**What needs to be done**
Isolate every line in the data with the string "Inside" and copy it.

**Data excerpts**
* * *
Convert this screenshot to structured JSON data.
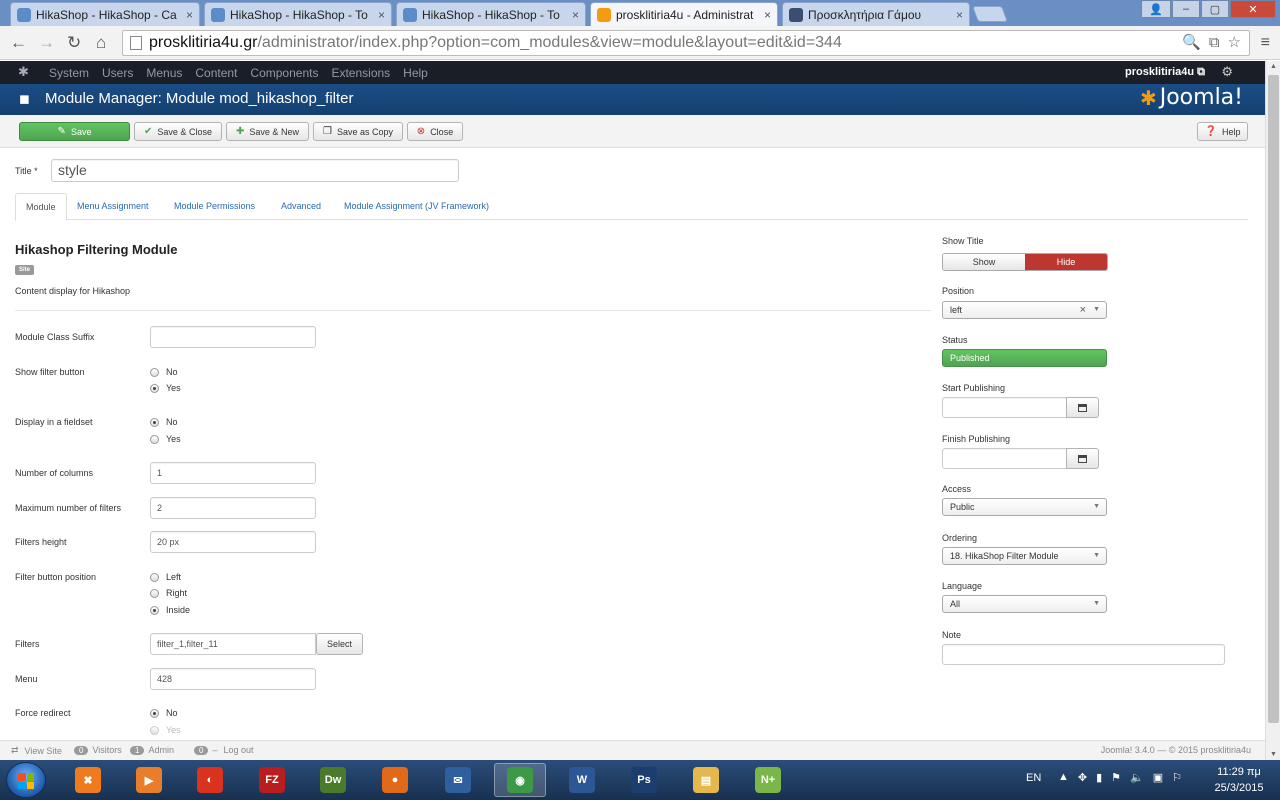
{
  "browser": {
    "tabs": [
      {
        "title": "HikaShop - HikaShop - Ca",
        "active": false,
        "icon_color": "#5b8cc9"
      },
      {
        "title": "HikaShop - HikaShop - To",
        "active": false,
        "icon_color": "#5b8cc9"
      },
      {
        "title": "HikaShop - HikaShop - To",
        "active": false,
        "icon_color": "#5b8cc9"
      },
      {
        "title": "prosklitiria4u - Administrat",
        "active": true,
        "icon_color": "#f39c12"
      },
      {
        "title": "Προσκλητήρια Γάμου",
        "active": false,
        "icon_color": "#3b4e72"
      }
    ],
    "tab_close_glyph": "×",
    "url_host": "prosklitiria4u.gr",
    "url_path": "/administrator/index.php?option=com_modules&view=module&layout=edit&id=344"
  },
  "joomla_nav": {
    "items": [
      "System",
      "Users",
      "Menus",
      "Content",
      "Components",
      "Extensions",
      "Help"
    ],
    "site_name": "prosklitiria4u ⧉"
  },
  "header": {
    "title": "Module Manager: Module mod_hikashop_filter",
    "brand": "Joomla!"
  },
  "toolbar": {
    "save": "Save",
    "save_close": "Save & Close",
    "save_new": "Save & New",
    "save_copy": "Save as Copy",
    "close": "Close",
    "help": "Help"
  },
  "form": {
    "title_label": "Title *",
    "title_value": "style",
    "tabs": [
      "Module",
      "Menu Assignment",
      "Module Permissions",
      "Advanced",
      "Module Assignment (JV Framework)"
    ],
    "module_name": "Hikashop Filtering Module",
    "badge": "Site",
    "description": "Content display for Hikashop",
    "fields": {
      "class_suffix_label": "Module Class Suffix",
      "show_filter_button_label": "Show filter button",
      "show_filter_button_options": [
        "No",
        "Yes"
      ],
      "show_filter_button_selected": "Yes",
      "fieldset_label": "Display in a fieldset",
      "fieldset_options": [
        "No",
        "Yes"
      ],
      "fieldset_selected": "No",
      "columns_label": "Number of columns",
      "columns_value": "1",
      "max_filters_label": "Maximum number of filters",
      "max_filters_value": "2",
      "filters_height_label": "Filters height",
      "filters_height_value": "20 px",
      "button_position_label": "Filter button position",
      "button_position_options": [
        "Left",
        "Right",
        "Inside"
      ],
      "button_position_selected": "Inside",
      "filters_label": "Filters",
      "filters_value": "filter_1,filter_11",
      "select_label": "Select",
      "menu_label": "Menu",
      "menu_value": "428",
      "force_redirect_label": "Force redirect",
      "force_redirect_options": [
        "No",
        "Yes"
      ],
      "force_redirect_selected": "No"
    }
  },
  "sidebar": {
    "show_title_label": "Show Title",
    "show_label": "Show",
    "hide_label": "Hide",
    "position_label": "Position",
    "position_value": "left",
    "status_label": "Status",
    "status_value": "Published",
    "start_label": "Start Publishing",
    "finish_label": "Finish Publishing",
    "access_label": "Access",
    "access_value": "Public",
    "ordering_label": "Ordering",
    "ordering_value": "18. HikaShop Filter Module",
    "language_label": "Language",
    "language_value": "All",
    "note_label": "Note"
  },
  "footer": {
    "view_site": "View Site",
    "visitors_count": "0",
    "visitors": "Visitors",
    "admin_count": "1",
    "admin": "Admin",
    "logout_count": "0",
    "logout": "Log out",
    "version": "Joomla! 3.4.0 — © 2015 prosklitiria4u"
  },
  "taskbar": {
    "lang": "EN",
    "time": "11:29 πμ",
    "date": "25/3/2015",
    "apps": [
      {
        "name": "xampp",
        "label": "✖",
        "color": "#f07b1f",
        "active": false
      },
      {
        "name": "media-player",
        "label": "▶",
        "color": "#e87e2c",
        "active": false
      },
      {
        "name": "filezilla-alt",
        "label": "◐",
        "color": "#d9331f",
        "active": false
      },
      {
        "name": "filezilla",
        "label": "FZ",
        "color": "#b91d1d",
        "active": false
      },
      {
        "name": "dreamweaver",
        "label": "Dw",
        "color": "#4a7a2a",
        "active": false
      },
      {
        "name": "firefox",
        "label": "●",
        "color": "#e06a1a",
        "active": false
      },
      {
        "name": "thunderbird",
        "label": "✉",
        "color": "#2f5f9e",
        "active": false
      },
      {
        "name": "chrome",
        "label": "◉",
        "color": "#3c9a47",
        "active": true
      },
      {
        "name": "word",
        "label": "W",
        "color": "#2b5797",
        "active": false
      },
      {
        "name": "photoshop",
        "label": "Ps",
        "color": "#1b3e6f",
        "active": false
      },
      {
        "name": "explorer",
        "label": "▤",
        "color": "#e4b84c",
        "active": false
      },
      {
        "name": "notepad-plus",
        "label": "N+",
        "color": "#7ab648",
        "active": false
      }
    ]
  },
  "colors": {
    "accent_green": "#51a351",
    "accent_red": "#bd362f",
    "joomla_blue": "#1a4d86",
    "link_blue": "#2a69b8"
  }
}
* * *
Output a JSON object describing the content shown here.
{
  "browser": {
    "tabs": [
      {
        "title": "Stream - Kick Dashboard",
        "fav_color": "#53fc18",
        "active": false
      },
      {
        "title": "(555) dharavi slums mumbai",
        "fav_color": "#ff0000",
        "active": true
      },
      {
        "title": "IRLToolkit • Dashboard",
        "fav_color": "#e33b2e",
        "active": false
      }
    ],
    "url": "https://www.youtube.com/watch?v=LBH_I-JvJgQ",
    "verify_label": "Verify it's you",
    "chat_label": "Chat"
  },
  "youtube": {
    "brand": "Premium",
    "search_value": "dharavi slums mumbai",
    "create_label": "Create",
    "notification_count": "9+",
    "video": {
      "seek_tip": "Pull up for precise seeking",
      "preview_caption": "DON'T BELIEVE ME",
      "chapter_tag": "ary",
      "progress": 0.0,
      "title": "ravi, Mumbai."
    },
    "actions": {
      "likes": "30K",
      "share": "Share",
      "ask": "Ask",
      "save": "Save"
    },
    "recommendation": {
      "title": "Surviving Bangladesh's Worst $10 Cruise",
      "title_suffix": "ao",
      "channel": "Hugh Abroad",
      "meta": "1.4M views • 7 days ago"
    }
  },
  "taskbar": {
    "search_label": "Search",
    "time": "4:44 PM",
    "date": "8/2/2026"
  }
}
* * *
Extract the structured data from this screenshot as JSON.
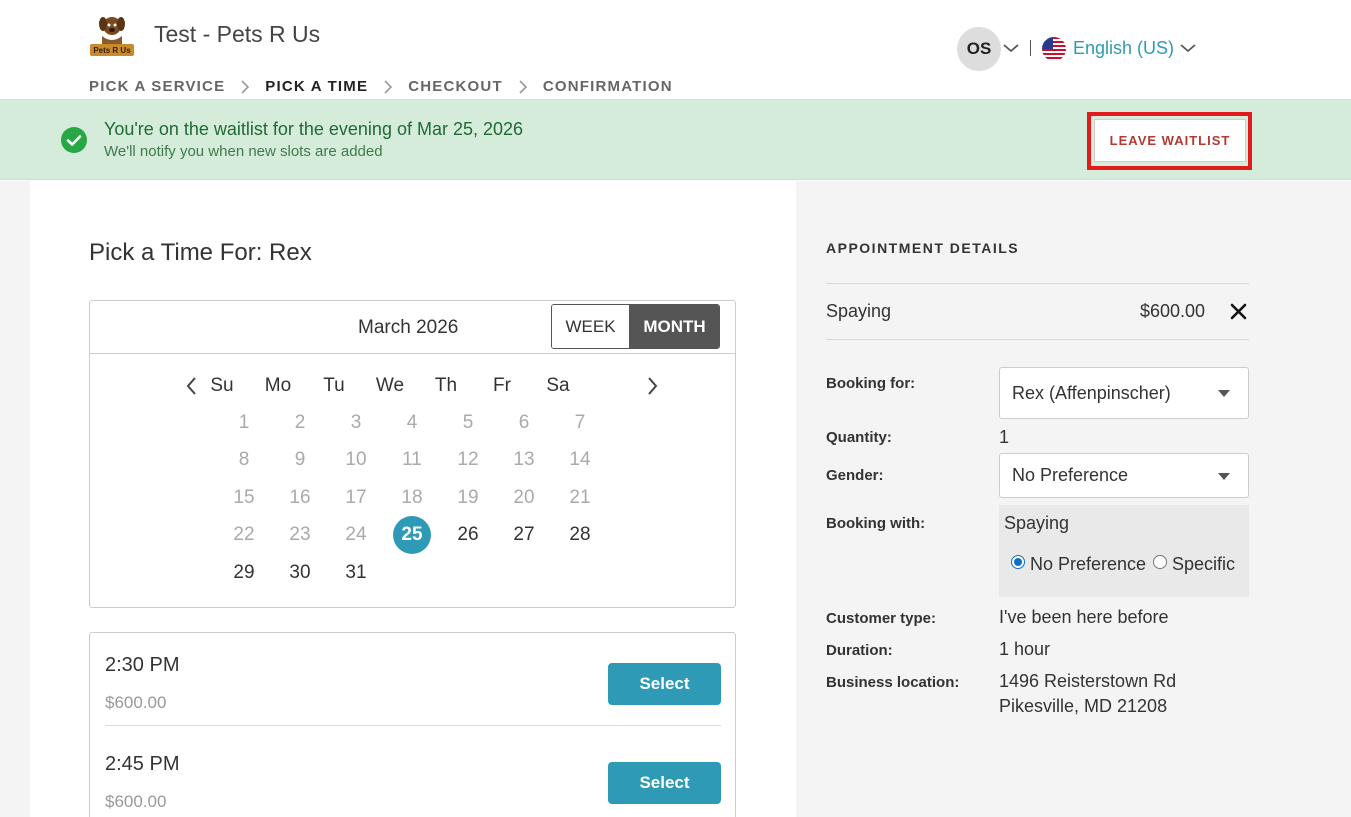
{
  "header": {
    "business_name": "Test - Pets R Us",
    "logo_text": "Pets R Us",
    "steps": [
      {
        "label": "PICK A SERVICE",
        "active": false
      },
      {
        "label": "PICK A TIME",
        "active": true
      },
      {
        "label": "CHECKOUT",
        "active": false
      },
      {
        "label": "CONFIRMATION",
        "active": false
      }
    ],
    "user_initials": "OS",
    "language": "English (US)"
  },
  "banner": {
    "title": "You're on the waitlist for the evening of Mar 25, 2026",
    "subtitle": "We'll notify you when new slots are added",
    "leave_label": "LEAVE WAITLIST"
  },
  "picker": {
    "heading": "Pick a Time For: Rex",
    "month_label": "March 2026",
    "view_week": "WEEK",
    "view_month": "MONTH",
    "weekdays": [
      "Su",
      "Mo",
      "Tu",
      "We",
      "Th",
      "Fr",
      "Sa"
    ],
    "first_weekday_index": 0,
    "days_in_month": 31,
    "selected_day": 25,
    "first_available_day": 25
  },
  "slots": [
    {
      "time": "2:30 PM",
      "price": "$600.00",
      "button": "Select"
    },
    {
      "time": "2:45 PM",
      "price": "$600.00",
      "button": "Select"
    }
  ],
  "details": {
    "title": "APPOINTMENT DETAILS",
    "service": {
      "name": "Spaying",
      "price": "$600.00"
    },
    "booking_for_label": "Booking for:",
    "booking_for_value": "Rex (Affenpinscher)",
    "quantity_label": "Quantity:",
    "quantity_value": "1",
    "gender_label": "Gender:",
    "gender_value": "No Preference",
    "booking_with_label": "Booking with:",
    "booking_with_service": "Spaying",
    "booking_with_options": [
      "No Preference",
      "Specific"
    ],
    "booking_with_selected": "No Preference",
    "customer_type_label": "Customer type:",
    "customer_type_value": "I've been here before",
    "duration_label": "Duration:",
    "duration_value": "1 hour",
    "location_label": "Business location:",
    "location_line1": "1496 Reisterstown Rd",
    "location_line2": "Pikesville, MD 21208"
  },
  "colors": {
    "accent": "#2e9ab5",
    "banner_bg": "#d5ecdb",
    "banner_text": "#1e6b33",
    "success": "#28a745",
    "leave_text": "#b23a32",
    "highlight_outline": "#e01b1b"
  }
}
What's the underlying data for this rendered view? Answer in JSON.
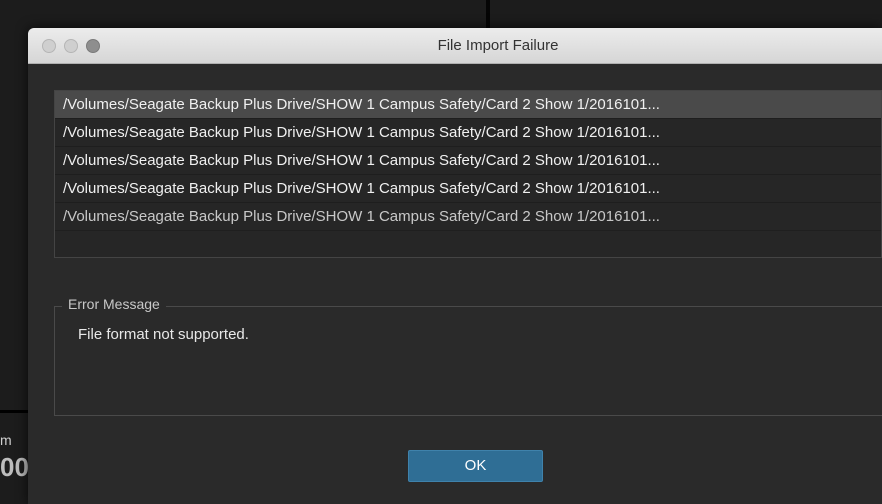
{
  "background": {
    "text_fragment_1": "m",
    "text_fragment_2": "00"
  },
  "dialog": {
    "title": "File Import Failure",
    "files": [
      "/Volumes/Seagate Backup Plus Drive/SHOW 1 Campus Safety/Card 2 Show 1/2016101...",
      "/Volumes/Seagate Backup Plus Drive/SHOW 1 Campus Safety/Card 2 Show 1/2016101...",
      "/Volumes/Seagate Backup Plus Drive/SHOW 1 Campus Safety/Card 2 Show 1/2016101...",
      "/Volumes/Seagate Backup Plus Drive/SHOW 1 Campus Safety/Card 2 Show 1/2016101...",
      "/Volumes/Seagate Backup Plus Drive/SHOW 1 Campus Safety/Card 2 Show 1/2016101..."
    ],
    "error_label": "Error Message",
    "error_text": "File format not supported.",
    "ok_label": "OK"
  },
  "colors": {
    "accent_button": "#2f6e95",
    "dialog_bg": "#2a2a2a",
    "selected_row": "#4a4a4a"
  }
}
* * *
**Solution below**
        "Inside"
      "button_position_selected": "Inside",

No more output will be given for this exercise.